- **What the task asks**:
Extract all lines that hold "Quick" from the records below.
===== Data in this exercise
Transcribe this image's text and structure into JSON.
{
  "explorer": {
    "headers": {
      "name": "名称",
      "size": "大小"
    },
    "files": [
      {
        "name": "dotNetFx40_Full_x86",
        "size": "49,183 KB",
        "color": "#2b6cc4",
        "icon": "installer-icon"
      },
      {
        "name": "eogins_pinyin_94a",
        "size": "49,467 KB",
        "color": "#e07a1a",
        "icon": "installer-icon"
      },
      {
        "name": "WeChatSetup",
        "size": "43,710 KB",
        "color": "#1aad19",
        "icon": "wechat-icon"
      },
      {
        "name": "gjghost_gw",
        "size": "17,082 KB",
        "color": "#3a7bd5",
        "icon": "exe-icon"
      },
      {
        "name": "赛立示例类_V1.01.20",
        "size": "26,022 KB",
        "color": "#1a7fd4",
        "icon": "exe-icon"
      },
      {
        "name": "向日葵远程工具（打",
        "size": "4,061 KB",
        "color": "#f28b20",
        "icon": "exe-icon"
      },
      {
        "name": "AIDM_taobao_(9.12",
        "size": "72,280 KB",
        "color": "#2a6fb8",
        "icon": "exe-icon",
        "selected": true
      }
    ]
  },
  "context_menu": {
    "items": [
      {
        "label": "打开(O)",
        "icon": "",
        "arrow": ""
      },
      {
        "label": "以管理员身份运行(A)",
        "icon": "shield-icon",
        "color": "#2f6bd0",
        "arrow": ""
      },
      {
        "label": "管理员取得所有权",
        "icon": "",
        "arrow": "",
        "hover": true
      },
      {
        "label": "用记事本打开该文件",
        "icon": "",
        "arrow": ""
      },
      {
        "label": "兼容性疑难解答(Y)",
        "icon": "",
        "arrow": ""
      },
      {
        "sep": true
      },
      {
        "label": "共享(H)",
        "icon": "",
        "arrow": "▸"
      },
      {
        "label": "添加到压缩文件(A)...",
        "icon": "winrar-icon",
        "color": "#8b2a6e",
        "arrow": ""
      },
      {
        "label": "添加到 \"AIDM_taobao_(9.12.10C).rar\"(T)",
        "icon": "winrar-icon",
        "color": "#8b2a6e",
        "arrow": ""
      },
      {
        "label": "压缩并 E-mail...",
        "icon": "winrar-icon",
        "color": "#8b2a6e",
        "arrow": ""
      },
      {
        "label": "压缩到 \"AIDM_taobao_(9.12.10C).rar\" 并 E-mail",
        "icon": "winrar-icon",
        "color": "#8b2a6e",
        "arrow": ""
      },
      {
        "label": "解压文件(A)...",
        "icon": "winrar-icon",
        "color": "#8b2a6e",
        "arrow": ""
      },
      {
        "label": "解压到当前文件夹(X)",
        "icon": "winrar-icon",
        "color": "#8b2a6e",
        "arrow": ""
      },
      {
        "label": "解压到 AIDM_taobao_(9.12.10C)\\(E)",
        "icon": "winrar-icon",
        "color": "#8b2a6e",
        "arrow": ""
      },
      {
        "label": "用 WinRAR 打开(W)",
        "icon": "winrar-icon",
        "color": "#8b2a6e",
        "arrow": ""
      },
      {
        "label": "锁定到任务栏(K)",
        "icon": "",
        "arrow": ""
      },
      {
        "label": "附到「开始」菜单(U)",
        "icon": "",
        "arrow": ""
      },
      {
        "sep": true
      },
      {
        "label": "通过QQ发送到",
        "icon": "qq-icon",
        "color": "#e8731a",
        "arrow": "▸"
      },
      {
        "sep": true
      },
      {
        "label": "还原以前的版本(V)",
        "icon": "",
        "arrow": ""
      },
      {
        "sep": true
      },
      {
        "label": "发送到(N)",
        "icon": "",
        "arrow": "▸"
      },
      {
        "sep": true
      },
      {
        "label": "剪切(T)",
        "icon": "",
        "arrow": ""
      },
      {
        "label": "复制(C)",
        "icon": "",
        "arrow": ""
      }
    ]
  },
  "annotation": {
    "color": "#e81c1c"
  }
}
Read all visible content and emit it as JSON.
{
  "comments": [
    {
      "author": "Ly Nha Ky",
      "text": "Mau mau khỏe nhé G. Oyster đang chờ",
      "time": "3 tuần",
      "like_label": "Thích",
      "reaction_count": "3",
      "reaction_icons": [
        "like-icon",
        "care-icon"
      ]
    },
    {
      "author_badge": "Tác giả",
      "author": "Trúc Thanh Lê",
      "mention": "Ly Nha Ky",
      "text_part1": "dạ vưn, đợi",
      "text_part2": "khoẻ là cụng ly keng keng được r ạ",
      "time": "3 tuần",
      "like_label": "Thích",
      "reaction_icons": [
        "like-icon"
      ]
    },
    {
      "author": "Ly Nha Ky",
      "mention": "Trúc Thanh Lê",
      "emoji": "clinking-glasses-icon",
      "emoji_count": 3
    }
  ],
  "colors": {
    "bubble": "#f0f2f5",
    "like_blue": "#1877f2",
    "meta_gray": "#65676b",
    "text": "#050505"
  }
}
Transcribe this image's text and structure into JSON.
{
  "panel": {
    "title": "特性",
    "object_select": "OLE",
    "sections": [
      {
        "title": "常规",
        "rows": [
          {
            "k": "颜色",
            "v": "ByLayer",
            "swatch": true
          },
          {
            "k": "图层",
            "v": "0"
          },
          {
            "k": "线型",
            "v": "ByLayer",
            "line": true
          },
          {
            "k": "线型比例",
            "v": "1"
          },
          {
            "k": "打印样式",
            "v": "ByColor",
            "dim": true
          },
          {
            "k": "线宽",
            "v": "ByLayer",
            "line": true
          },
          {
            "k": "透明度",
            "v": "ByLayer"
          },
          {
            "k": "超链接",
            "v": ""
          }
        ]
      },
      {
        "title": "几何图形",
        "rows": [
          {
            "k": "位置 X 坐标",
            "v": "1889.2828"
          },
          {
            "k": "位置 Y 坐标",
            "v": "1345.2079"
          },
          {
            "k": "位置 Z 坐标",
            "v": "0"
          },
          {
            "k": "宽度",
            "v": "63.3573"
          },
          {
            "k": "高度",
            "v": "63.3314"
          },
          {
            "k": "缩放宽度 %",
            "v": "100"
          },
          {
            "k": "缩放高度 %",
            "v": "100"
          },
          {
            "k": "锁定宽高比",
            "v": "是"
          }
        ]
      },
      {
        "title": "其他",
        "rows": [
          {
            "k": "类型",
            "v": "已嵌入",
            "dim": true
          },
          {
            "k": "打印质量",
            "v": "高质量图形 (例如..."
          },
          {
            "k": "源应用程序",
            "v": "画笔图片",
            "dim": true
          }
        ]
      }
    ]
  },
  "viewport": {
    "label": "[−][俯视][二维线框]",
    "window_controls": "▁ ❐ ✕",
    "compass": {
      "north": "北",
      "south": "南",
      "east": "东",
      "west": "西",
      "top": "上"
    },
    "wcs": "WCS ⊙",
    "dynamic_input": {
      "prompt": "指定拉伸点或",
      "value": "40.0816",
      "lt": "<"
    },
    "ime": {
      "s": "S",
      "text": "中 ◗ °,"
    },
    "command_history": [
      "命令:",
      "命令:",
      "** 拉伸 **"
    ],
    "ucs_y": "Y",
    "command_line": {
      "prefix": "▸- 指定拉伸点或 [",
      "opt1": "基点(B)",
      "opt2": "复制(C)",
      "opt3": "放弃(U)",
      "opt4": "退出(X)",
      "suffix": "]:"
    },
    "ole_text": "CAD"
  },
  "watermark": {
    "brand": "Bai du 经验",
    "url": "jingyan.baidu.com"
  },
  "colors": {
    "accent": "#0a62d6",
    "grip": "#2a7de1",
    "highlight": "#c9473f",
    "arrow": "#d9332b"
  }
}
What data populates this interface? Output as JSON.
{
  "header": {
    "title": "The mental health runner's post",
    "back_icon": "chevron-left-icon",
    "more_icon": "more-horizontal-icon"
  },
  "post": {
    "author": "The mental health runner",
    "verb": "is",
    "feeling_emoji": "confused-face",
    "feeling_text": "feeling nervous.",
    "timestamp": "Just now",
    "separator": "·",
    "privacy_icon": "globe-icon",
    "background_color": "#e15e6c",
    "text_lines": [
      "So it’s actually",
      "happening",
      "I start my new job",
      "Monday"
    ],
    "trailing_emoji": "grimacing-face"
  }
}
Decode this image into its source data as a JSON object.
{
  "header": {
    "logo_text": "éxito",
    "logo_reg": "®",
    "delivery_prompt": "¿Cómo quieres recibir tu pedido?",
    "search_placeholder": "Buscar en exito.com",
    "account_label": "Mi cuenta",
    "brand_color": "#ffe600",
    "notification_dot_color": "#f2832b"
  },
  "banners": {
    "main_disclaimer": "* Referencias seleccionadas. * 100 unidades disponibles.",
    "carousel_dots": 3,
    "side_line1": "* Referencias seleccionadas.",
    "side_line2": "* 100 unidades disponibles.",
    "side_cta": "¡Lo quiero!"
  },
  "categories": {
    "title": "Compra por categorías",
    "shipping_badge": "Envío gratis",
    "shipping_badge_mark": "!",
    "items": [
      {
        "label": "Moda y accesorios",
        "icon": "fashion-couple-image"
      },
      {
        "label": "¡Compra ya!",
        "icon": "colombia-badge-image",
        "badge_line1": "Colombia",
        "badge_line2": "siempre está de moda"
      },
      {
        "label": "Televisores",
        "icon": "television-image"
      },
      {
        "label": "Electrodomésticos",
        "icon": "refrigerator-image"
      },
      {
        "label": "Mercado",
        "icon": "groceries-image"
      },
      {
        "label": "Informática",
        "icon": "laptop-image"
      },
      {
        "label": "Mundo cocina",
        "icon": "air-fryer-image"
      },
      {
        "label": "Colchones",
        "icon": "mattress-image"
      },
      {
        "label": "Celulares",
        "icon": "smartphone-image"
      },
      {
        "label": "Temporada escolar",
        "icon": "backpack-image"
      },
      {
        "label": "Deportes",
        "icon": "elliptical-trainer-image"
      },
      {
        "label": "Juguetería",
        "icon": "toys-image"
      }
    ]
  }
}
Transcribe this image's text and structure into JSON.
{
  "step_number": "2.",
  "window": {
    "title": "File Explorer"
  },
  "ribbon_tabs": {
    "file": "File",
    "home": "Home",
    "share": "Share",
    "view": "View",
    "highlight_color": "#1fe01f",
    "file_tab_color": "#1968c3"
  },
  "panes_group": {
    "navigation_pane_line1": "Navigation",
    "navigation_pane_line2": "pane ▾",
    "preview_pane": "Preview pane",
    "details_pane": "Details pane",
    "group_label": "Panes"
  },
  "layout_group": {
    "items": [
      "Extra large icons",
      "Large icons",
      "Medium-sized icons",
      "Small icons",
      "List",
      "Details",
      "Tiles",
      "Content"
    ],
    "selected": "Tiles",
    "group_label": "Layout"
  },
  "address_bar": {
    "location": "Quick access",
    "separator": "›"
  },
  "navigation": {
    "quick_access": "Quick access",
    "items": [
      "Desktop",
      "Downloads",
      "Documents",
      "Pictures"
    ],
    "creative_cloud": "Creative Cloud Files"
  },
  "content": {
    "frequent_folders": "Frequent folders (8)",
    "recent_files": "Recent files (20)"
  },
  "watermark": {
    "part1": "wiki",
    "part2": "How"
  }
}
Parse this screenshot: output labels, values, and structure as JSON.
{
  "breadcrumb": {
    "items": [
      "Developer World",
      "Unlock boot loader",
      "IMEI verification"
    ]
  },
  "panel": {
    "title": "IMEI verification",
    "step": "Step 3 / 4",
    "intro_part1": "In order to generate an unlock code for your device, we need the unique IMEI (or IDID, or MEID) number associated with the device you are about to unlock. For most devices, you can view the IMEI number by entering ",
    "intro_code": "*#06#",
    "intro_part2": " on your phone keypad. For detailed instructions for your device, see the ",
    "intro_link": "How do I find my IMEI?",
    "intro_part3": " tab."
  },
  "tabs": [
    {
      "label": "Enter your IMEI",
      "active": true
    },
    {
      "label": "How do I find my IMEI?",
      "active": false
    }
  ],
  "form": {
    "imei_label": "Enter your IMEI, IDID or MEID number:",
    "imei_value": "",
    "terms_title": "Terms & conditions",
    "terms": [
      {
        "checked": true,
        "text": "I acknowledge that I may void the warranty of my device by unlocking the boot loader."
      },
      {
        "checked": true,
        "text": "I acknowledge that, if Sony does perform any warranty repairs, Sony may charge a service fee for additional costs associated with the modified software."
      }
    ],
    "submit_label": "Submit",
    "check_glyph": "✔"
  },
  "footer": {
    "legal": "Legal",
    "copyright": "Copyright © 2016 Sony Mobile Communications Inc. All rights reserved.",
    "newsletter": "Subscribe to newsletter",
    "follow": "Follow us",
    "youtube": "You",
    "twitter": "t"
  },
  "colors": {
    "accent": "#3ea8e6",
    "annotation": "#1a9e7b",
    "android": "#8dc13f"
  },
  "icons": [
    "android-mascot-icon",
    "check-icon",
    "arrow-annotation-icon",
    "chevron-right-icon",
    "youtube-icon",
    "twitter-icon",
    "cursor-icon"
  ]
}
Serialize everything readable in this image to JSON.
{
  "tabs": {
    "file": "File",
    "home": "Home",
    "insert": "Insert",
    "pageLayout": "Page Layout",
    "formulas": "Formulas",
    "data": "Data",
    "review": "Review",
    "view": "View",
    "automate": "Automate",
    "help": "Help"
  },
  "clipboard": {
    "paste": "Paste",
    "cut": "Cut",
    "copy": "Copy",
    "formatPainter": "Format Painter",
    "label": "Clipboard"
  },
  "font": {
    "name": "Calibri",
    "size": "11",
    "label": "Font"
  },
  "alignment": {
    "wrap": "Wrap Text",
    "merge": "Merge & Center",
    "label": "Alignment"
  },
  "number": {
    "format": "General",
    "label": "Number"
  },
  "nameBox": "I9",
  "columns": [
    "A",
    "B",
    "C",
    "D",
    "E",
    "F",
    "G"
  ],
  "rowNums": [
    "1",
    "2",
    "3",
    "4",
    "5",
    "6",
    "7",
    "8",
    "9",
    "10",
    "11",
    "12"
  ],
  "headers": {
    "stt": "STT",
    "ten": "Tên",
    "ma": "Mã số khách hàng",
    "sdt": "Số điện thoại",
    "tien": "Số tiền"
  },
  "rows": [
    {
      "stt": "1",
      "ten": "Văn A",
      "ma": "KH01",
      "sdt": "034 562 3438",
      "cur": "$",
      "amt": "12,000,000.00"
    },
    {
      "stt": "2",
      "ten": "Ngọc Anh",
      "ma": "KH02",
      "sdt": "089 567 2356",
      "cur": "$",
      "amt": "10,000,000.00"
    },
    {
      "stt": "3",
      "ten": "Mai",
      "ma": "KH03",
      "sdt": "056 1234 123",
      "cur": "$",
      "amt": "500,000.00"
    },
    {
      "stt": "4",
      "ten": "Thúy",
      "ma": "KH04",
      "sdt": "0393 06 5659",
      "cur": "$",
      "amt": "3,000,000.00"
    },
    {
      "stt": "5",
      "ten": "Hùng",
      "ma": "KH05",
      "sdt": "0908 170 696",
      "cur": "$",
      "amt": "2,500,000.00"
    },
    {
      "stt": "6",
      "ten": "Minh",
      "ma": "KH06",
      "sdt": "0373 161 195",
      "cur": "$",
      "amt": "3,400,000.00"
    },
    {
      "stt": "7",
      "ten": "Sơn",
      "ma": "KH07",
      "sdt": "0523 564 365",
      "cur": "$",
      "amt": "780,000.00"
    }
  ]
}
==========
- **The reply**:
    "location": "Quick access",
    "quick_access": "Quick access",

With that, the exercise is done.